§ Goal
Pictures do not belong in the copy; transcribe everything else in the records exactly.

____

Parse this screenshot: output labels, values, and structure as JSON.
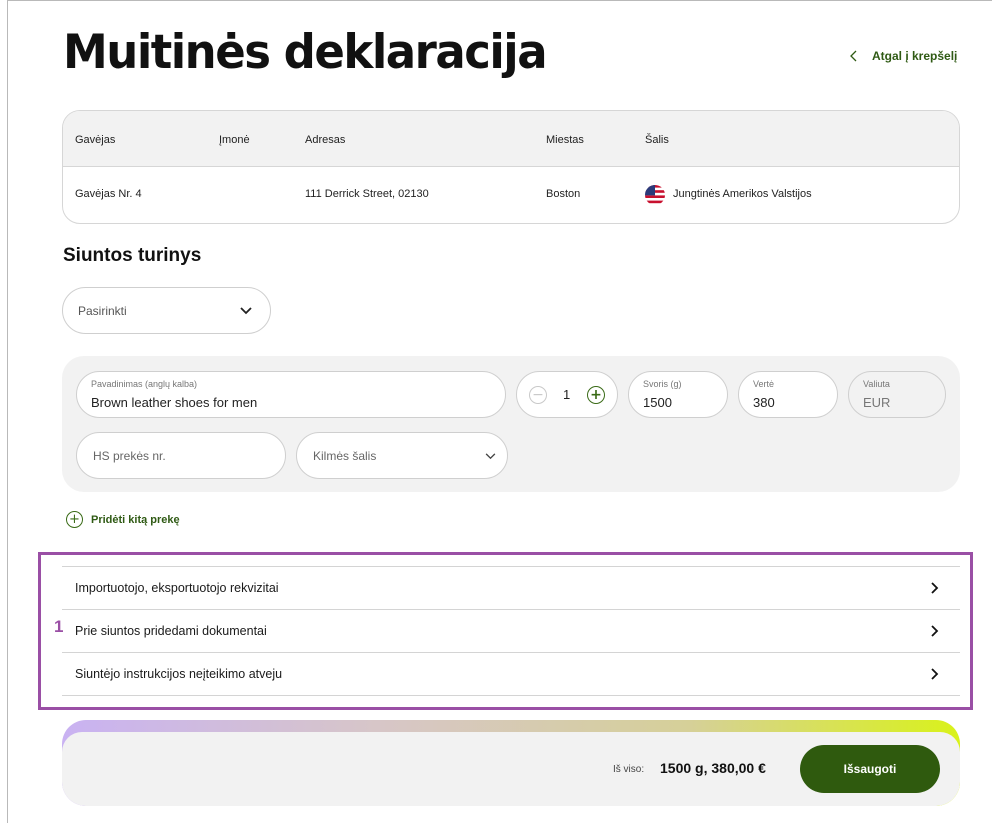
{
  "page": {
    "title": "Muitinės deklaracija"
  },
  "back_link": {
    "label": "Atgal į krepšelį"
  },
  "recipient_table": {
    "headers": [
      "Gavėjas",
      "Įmonė",
      "Adresas",
      "Miestas",
      "Šalis"
    ],
    "row": {
      "recipient": "Gavėjas Nr. 4",
      "company": "",
      "address": "111 Derrick Street, 02130",
      "city": "Boston",
      "country": "Jungtinės Amerikos Valstijos",
      "country_flag_icon": "us-flag-icon"
    }
  },
  "contents": {
    "title": "Siuntos turinys",
    "select_placeholder": "Pasirinkti"
  },
  "item": {
    "name_label": "Pavadinimas (anglų kalba)",
    "name_value": "Brown leather shoes for men",
    "quantity": "1",
    "weight_label": "Svoris (g)",
    "weight_value": "1500",
    "value_label": "Vertė",
    "value_value": "380",
    "currency_label": "Valiuta",
    "currency_value": "EUR",
    "hs_placeholder": "HS prekės nr.",
    "origin_placeholder": "Kilmės šalis"
  },
  "add_item": {
    "label": "Pridėti kitą prekę"
  },
  "annotation": {
    "number": "1",
    "color": "#9a4fa5"
  },
  "accordion": [
    {
      "label": "Importuotojo, eksportuotojo rekvizitai"
    },
    {
      "label": "Prie siuntos pridedami dokumentai"
    },
    {
      "label": "Siuntėjo instrukcijos neįteikimo atveju"
    }
  ],
  "footer": {
    "total_label": "Iš viso:",
    "total_value": "1500 g,  380,00 €",
    "save_label": "Išsaugoti"
  },
  "colors": {
    "accent_green": "#2f5a0e",
    "gradient": [
      "#c9b2f2",
      "#d9f21a"
    ]
  }
}
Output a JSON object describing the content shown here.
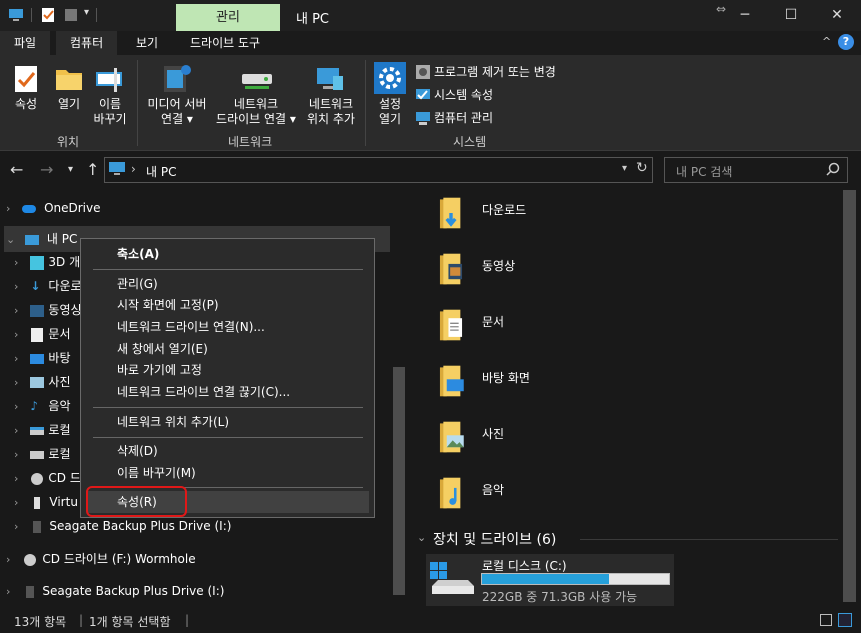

____

§ Task answer
Parse this screenshot: output labels, values, and structure as JSON.
{
  "page": {
    "title": "Muitinės deklaracija"
  },
  "back_link": {
    "label": "Atgal į krepšelį"
  },
  "recipient_table": {
    "headers": [
      "Gavėjas",
      "Įmonė",
      "Adresas",
      "Miestas",
      "Šalis"
    ],
    "row": {
      "recipient": "Gavėjas Nr. 4",
      "company": "",
      "address": "111 Derrick Street, 02130",
      "city": "Boston",
      "country": "Jungtinės Amerikos Valstijos",
      "country_flag_icon": "us-flag-icon"
    }
  },
  "contents": {
    "title": "Siuntos turinys",
    "select_placeholder": "Pasirinkti"
  },
  "item": {
    "name_label": "Pavadinimas (anglų kalba)",
    "name_value": "Brown leather shoes for men",
    "quantity": "1",
    "weight_label": "Svoris (g)",
    "weight_value": "1500",
    "value_label": "Vertė",
    "value_value": "380",
    "currency_label": "Valiuta",
    "currency_value": "EUR",
    "hs_placeholder": "HS prekės nr.",
    "origin_placeholder": "Kilmės šalis"
  },
  "add_item": {
    "label": "Pridėti kitą prekę"
  },
  "annotation": {
    "number": "1",
    "color": "#9a4fa5"
  },
  "accordion": [
    {
      "label": "Importuotojo, eksportuotojo rekvizitai"
    },
    {
      "label": "Prie siuntos pridedami dokumentai"
    },
    {
      "label": "Siuntėjo instrukcijos neįteikimo atveju"
    }
  ],
  "footer": {
    "total_label": "Iš viso:",
    "total_value": "1500 g,  380,00 €",
    "save_label": "Išsaugoti"
  },
  "colors": {
    "accent_green": "#2f5a0e",
    "gradient": [
      "#c9b2f2",
      "#d9f21a"
    ]
  }
}
Output a JSON object describing the content shown here.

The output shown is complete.